Reproduce all the entries exactly.

### Extracted information
+++++
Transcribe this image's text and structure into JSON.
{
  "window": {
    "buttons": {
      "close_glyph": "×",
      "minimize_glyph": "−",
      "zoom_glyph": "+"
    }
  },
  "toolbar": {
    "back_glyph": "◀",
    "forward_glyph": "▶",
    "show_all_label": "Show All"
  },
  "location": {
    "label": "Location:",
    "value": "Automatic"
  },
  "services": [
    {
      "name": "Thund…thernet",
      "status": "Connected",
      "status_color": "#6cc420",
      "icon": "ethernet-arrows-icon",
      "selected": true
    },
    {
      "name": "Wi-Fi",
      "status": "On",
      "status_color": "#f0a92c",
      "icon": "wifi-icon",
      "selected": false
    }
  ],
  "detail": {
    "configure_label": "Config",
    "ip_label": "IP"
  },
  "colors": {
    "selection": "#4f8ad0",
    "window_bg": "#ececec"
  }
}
+++++
### Correct answer
Transcribe this image's text and structure into JSON.
{
  "window": {
    "buttons": {
      "close_glyph": "×",
      "minimize_glyph": "−",
      "zoom_glyph": "+"
    }
  },
  "toolbar": {
    "back_glyph": "◀",
    "forward_glyph": "▶",
    "show_all_label": "Show All"
  },
  "location": {
    "label": "Location:",
    "value": "Automatic"
  },
  "services": [
    {
      "name": "Thund…thernet",
      "status": "Connected",
      "status_color": "#6cc420",
      "icon": "ethernet-arrows-icon",
      "selected": true
    },
    {
      "name": "Wi-Fi",
      "status": "On",
      "status_color": "#f0a92c",
      "icon": "wifi-icon",
      "selected": false
    }
  ],
  "detail": {
    "configure_label": "Config",
    "ip_label": "IP"
  },
  "colors": {
    "selection": "#4f8ad0",
    "window_bg": "#ececec"
  }
}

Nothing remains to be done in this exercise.